Quote all of the data below exactly, please.

======== INPUT FOR THIS TASK ========

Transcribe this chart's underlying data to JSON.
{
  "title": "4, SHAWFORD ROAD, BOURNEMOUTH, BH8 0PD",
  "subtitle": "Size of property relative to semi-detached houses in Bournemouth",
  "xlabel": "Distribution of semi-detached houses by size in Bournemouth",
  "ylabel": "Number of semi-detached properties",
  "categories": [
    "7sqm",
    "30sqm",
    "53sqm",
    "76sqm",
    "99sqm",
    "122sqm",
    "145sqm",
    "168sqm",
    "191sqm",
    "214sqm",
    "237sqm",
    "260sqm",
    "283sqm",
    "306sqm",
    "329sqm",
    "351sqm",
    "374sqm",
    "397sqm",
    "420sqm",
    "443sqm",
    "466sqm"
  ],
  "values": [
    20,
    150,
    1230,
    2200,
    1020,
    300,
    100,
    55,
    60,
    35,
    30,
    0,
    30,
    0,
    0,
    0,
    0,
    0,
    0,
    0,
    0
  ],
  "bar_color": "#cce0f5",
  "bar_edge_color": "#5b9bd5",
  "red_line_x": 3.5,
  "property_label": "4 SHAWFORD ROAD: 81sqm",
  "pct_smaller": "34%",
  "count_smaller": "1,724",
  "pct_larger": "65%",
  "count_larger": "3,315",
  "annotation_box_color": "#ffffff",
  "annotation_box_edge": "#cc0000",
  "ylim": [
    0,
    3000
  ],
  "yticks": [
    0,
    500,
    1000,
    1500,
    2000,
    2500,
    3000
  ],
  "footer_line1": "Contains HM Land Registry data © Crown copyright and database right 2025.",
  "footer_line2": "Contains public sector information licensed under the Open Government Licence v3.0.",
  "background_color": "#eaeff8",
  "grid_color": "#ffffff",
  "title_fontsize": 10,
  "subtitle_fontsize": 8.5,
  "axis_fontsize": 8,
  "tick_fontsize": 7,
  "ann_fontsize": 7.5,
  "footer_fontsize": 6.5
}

========

SOLUTION TO THE EXERCISE:
Transcribe this chart's underlying data to JSON.
{
  "title": "4, SHAWFORD ROAD, BOURNEMOUTH, BH8 0PD",
  "subtitle": "Size of property relative to semi-detached houses in Bournemouth",
  "xlabel": "Distribution of semi-detached houses by size in Bournemouth",
  "ylabel": "Number of semi-detached properties",
  "categories": [
    "7sqm",
    "30sqm",
    "53sqm",
    "76sqm",
    "99sqm",
    "122sqm",
    "145sqm",
    "168sqm",
    "191sqm",
    "214sqm",
    "237sqm",
    "260sqm",
    "283sqm",
    "306sqm",
    "329sqm",
    "351sqm",
    "374sqm",
    "397sqm",
    "420sqm",
    "443sqm",
    "466sqm"
  ],
  "values": [
    20,
    150,
    1230,
    2200,
    1020,
    300,
    100,
    55,
    60,
    35,
    30,
    0,
    30,
    0,
    0,
    0,
    0,
    0,
    0,
    0,
    0
  ],
  "bar_color": "#cce0f5",
  "bar_edge_color": "#5b9bd5",
  "red_line_x": 3.5,
  "property_label": "4 SHAWFORD ROAD: 81sqm",
  "pct_smaller": "34%",
  "count_smaller": "1,724",
  "pct_larger": "65%",
  "count_larger": "3,315",
  "annotation_box_color": "#ffffff",
  "annotation_box_edge": "#cc0000",
  "ylim": [
    0,
    3000
  ],
  "yticks": [
    0,
    500,
    1000,
    1500,
    2000,
    2500,
    3000
  ],
  "footer_line1": "Contains HM Land Registry data © Crown copyright and database right 2025.",
  "footer_line2": "Contains public sector information licensed under the Open Government Licence v3.0.",
  "background_color": "#eaeff8",
  "grid_color": "#ffffff",
  "title_fontsize": 10,
  "subtitle_fontsize": 8.5,
  "axis_fontsize": 8,
  "tick_fontsize": 7,
  "ann_fontsize": 7.5,
  "footer_fontsize": 6.5
}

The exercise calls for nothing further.